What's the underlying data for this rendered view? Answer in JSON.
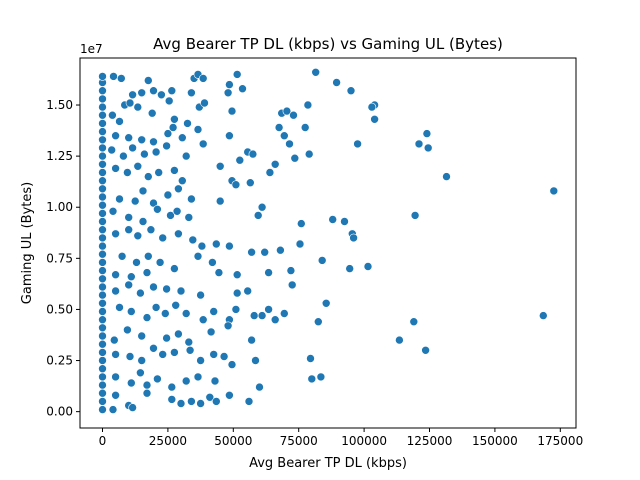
{
  "chart_data": {
    "type": "scatter",
    "title": "Avg Bearer TP DL (kbps) vs Gaming UL (Bytes)",
    "xlabel": "Avg Bearer TP DL (kbps)",
    "ylabel": "Gaming UL (Bytes)",
    "y_offset_label": "1e7",
    "xlim": [
      -8600,
      181000
    ],
    "ylim": [
      -800000,
      17300000
    ],
    "x_ticks": [
      0,
      25000,
      50000,
      75000,
      100000,
      125000,
      150000,
      175000
    ],
    "x_tick_labels": [
      "0",
      "25000",
      "50000",
      "75000",
      "100000",
      "125000",
      "150000",
      "175000"
    ],
    "y_ticks": [
      0,
      2500000,
      5000000,
      7500000,
      10000000,
      12500000,
      15000000
    ],
    "y_tick_labels": [
      "0.00",
      "0.25",
      "0.50",
      "0.75",
      "1.00",
      "1.25",
      "1.50"
    ],
    "grid": false,
    "point_color": "#1f77b4",
    "points": [
      {
        "x": 0,
        "y": 100000
      },
      {
        "x": 0,
        "y": 500000
      },
      {
        "x": 0,
        "y": 900000
      },
      {
        "x": 0,
        "y": 1300000
      },
      {
        "x": 0,
        "y": 1700000
      },
      {
        "x": 0,
        "y": 2100000
      },
      {
        "x": 0,
        "y": 2500000
      },
      {
        "x": 0,
        "y": 2900000
      },
      {
        "x": 0,
        "y": 3300000
      },
      {
        "x": 0,
        "y": 3700000
      },
      {
        "x": 0,
        "y": 4100000
      },
      {
        "x": 0,
        "y": 4500000
      },
      {
        "x": 0,
        "y": 4900000
      },
      {
        "x": 0,
        "y": 5300000
      },
      {
        "x": 0,
        "y": 5700000
      },
      {
        "x": 0,
        "y": 6100000
      },
      {
        "x": 0,
        "y": 6500000
      },
      {
        "x": 0,
        "y": 6900000
      },
      {
        "x": 0,
        "y": 7300000
      },
      {
        "x": 0,
        "y": 7700000
      },
      {
        "x": 0,
        "y": 8100000
      },
      {
        "x": 0,
        "y": 8500000
      },
      {
        "x": 0,
        "y": 8900000
      },
      {
        "x": 0,
        "y": 9300000
      },
      {
        "x": 0,
        "y": 9700000
      },
      {
        "x": 0,
        "y": 10100000
      },
      {
        "x": 0,
        "y": 10500000
      },
      {
        "x": 0,
        "y": 10900000
      },
      {
        "x": 0,
        "y": 11300000
      },
      {
        "x": 0,
        "y": 11700000
      },
      {
        "x": 0,
        "y": 12100000
      },
      {
        "x": 0,
        "y": 12500000
      },
      {
        "x": 0,
        "y": 12900000
      },
      {
        "x": 0,
        "y": 13300000
      },
      {
        "x": 0,
        "y": 13700000
      },
      {
        "x": 0,
        "y": 14100000
      },
      {
        "x": 0,
        "y": 14500000
      },
      {
        "x": 0,
        "y": 14900000
      },
      {
        "x": 0,
        "y": 15300000
      },
      {
        "x": 0,
        "y": 15700000
      },
      {
        "x": 0,
        "y": 16100000
      },
      {
        "x": 0,
        "y": 16400000
      },
      {
        "x": 4200,
        "y": 16400000
      },
      {
        "x": 7200,
        "y": 16300000
      },
      {
        "x": 17500,
        "y": 16200000
      },
      {
        "x": 35000,
        "y": 16300000
      },
      {
        "x": 36500,
        "y": 16500000
      },
      {
        "x": 38500,
        "y": 16300000
      },
      {
        "x": 51500,
        "y": 16500000
      },
      {
        "x": 81500,
        "y": 16600000
      },
      {
        "x": 11500,
        "y": 15500000
      },
      {
        "x": 15000,
        "y": 15600000
      },
      {
        "x": 19500,
        "y": 15700000
      },
      {
        "x": 22500,
        "y": 15500000
      },
      {
        "x": 26500,
        "y": 15700000
      },
      {
        "x": 34000,
        "y": 15600000
      },
      {
        "x": 48500,
        "y": 16000000
      },
      {
        "x": 48000,
        "y": 15600000
      },
      {
        "x": 53500,
        "y": 15800000
      },
      {
        "x": 89500,
        "y": 16100000
      },
      {
        "x": 95000,
        "y": 15700000
      },
      {
        "x": 8500,
        "y": 15000000
      },
      {
        "x": 10500,
        "y": 15100000
      },
      {
        "x": 13500,
        "y": 14900000
      },
      {
        "x": 25500,
        "y": 15200000
      },
      {
        "x": 37000,
        "y": 14900000
      },
      {
        "x": 39000,
        "y": 15100000
      },
      {
        "x": 78500,
        "y": 15000000
      },
      {
        "x": 104000,
        "y": 15000000
      },
      {
        "x": 103000,
        "y": 14900000
      },
      {
        "x": 3800,
        "y": 14500000
      },
      {
        "x": 6500,
        "y": 14200000
      },
      {
        "x": 19000,
        "y": 14600000
      },
      {
        "x": 27500,
        "y": 14300000
      },
      {
        "x": 32500,
        "y": 14100000
      },
      {
        "x": 49500,
        "y": 14700000
      },
      {
        "x": 68500,
        "y": 14600000
      },
      {
        "x": 70500,
        "y": 14700000
      },
      {
        "x": 73000,
        "y": 14500000
      },
      {
        "x": 104000,
        "y": 14300000
      },
      {
        "x": 5000,
        "y": 13500000
      },
      {
        "x": 10000,
        "y": 13400000
      },
      {
        "x": 15000,
        "y": 13300000
      },
      {
        "x": 19500,
        "y": 13200000
      },
      {
        "x": 25000,
        "y": 13600000
      },
      {
        "x": 27000,
        "y": 13900000
      },
      {
        "x": 30500,
        "y": 13400000
      },
      {
        "x": 36500,
        "y": 13800000
      },
      {
        "x": 48500,
        "y": 13500000
      },
      {
        "x": 67500,
        "y": 13900000
      },
      {
        "x": 69500,
        "y": 13500000
      },
      {
        "x": 71500,
        "y": 13100000
      },
      {
        "x": 77500,
        "y": 13900000
      },
      {
        "x": 97500,
        "y": 13100000
      },
      {
        "x": 121000,
        "y": 13100000
      },
      {
        "x": 124000,
        "y": 13600000
      },
      {
        "x": 124500,
        "y": 12900000
      },
      {
        "x": 3500,
        "y": 12800000
      },
      {
        "x": 8000,
        "y": 12500000
      },
      {
        "x": 11500,
        "y": 12900000
      },
      {
        "x": 16000,
        "y": 12600000
      },
      {
        "x": 20500,
        "y": 12700000
      },
      {
        "x": 24500,
        "y": 13000000
      },
      {
        "x": 32000,
        "y": 12500000
      },
      {
        "x": 38500,
        "y": 13100000
      },
      {
        "x": 52500,
        "y": 12300000
      },
      {
        "x": 55500,
        "y": 12700000
      },
      {
        "x": 57500,
        "y": 12600000
      },
      {
        "x": 73500,
        "y": 12400000
      },
      {
        "x": 79000,
        "y": 12600000
      },
      {
        "x": 5000,
        "y": 11900000
      },
      {
        "x": 9500,
        "y": 11700000
      },
      {
        "x": 13500,
        "y": 12000000
      },
      {
        "x": 17500,
        "y": 11500000
      },
      {
        "x": 21500,
        "y": 11700000
      },
      {
        "x": 27500,
        "y": 11800000
      },
      {
        "x": 30500,
        "y": 11300000
      },
      {
        "x": 45000,
        "y": 12000000
      },
      {
        "x": 49500,
        "y": 11300000
      },
      {
        "x": 56500,
        "y": 11200000
      },
      {
        "x": 64000,
        "y": 11700000
      },
      {
        "x": 66000,
        "y": 12100000
      },
      {
        "x": 131500,
        "y": 11500000
      },
      {
        "x": 6500,
        "y": 10400000
      },
      {
        "x": 12500,
        "y": 10300000
      },
      {
        "x": 15500,
        "y": 10800000
      },
      {
        "x": 19500,
        "y": 10200000
      },
      {
        "x": 25000,
        "y": 10600000
      },
      {
        "x": 29000,
        "y": 10900000
      },
      {
        "x": 34000,
        "y": 10400000
      },
      {
        "x": 45000,
        "y": 10300000
      },
      {
        "x": 51000,
        "y": 11100000
      },
      {
        "x": 61000,
        "y": 10000000
      },
      {
        "x": 59500,
        "y": 9600000
      },
      {
        "x": 172500,
        "y": 10800000
      },
      {
        "x": 4000,
        "y": 9800000
      },
      {
        "x": 10000,
        "y": 9500000
      },
      {
        "x": 15500,
        "y": 9300000
      },
      {
        "x": 21000,
        "y": 9900000
      },
      {
        "x": 26000,
        "y": 9600000
      },
      {
        "x": 28500,
        "y": 9800000
      },
      {
        "x": 33000,
        "y": 9500000
      },
      {
        "x": 76000,
        "y": 9200000
      },
      {
        "x": 88000,
        "y": 9400000
      },
      {
        "x": 92500,
        "y": 9300000
      },
      {
        "x": 119500,
        "y": 9600000
      },
      {
        "x": 5000,
        "y": 8700000
      },
      {
        "x": 10000,
        "y": 8900000
      },
      {
        "x": 13500,
        "y": 8600000
      },
      {
        "x": 18500,
        "y": 8900000
      },
      {
        "x": 23000,
        "y": 8500000
      },
      {
        "x": 29000,
        "y": 8700000
      },
      {
        "x": 34500,
        "y": 8400000
      },
      {
        "x": 38000,
        "y": 8100000
      },
      {
        "x": 43500,
        "y": 8200000
      },
      {
        "x": 48500,
        "y": 8100000
      },
      {
        "x": 95500,
        "y": 8700000
      },
      {
        "x": 96000,
        "y": 8500000
      },
      {
        "x": 7500,
        "y": 7600000
      },
      {
        "x": 13000,
        "y": 7300000
      },
      {
        "x": 17500,
        "y": 7600000
      },
      {
        "x": 22000,
        "y": 7300000
      },
      {
        "x": 36500,
        "y": 7600000
      },
      {
        "x": 42000,
        "y": 7300000
      },
      {
        "x": 57000,
        "y": 7800000
      },
      {
        "x": 62000,
        "y": 7800000
      },
      {
        "x": 68000,
        "y": 7900000
      },
      {
        "x": 75500,
        "y": 8200000
      },
      {
        "x": 84000,
        "y": 7400000
      },
      {
        "x": 101500,
        "y": 7100000
      },
      {
        "x": 5000,
        "y": 6700000
      },
      {
        "x": 11000,
        "y": 6600000
      },
      {
        "x": 17000,
        "y": 6800000
      },
      {
        "x": 27500,
        "y": 7000000
      },
      {
        "x": 44500,
        "y": 6800000
      },
      {
        "x": 51500,
        "y": 6700000
      },
      {
        "x": 63500,
        "y": 6800000
      },
      {
        "x": 72000,
        "y": 6900000
      },
      {
        "x": 72500,
        "y": 6200000
      },
      {
        "x": 94500,
        "y": 7000000
      },
      {
        "x": 5000,
        "y": 5900000
      },
      {
        "x": 10000,
        "y": 6200000
      },
      {
        "x": 14500,
        "y": 5800000
      },
      {
        "x": 19500,
        "y": 6100000
      },
      {
        "x": 24500,
        "y": 6000000
      },
      {
        "x": 30000,
        "y": 5900000
      },
      {
        "x": 37500,
        "y": 5700000
      },
      {
        "x": 51500,
        "y": 5800000
      },
      {
        "x": 55500,
        "y": 5900000
      },
      {
        "x": 85500,
        "y": 5300000
      },
      {
        "x": 6500,
        "y": 5100000
      },
      {
        "x": 11000,
        "y": 4900000
      },
      {
        "x": 17000,
        "y": 4600000
      },
      {
        "x": 20500,
        "y": 5100000
      },
      {
        "x": 24000,
        "y": 4800000
      },
      {
        "x": 28000,
        "y": 5200000
      },
      {
        "x": 32000,
        "y": 4800000
      },
      {
        "x": 38500,
        "y": 4500000
      },
      {
        "x": 42500,
        "y": 4900000
      },
      {
        "x": 48500,
        "y": 4500000
      },
      {
        "x": 51000,
        "y": 5000000
      },
      {
        "x": 58000,
        "y": 4700000
      },
      {
        "x": 61000,
        "y": 4700000
      },
      {
        "x": 63500,
        "y": 5000000
      },
      {
        "x": 66000,
        "y": 4500000
      },
      {
        "x": 69500,
        "y": 4800000
      },
      {
        "x": 82500,
        "y": 4400000
      },
      {
        "x": 119000,
        "y": 4400000
      },
      {
        "x": 168500,
        "y": 4700000
      },
      {
        "x": 4500,
        "y": 3500000
      },
      {
        "x": 9500,
        "y": 4000000
      },
      {
        "x": 15000,
        "y": 3700000
      },
      {
        "x": 24500,
        "y": 3600000
      },
      {
        "x": 29000,
        "y": 3800000
      },
      {
        "x": 33000,
        "y": 3400000
      },
      {
        "x": 41500,
        "y": 3900000
      },
      {
        "x": 48000,
        "y": 4200000
      },
      {
        "x": 57000,
        "y": 3500000
      },
      {
        "x": 113500,
        "y": 3500000
      },
      {
        "x": 5000,
        "y": 2800000
      },
      {
        "x": 10500,
        "y": 2700000
      },
      {
        "x": 15000,
        "y": 2500000
      },
      {
        "x": 19500,
        "y": 3100000
      },
      {
        "x": 23000,
        "y": 2800000
      },
      {
        "x": 27500,
        "y": 2900000
      },
      {
        "x": 33500,
        "y": 3000000
      },
      {
        "x": 37500,
        "y": 2500000
      },
      {
        "x": 42500,
        "y": 2800000
      },
      {
        "x": 46500,
        "y": 2700000
      },
      {
        "x": 58500,
        "y": 2500000
      },
      {
        "x": 79500,
        "y": 2600000
      },
      {
        "x": 123500,
        "y": 3000000
      },
      {
        "x": 5000,
        "y": 1700000
      },
      {
        "x": 11000,
        "y": 1400000
      },
      {
        "x": 14500,
        "y": 1900000
      },
      {
        "x": 17000,
        "y": 1300000
      },
      {
        "x": 21000,
        "y": 1600000
      },
      {
        "x": 26500,
        "y": 1200000
      },
      {
        "x": 32000,
        "y": 1500000
      },
      {
        "x": 36500,
        "y": 1700000
      },
      {
        "x": 43000,
        "y": 1500000
      },
      {
        "x": 49500,
        "y": 2300000
      },
      {
        "x": 60000,
        "y": 1200000
      },
      {
        "x": 80000,
        "y": 1600000
      },
      {
        "x": 83500,
        "y": 1700000
      },
      {
        "x": 5000,
        "y": 800000
      },
      {
        "x": 10000,
        "y": 300000
      },
      {
        "x": 11500,
        "y": 200000
      },
      {
        "x": 17000,
        "y": 900000
      },
      {
        "x": 26500,
        "y": 600000
      },
      {
        "x": 30000,
        "y": 400000
      },
      {
        "x": 34000,
        "y": 500000
      },
      {
        "x": 37500,
        "y": 400000
      },
      {
        "x": 41000,
        "y": 700000
      },
      {
        "x": 43500,
        "y": 500000
      },
      {
        "x": 48500,
        "y": 800000
      },
      {
        "x": 56000,
        "y": 500000
      },
      {
        "x": 4000,
        "y": 100000
      }
    ]
  }
}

Exercise
Extract from the data every line where "kbps" shows up.

Worked answer
    "title": "Avg Bearer TP DL (kbps) vs Gaming UL (Bytes)",
    "xlabel": "Avg Bearer TP DL (kbps)",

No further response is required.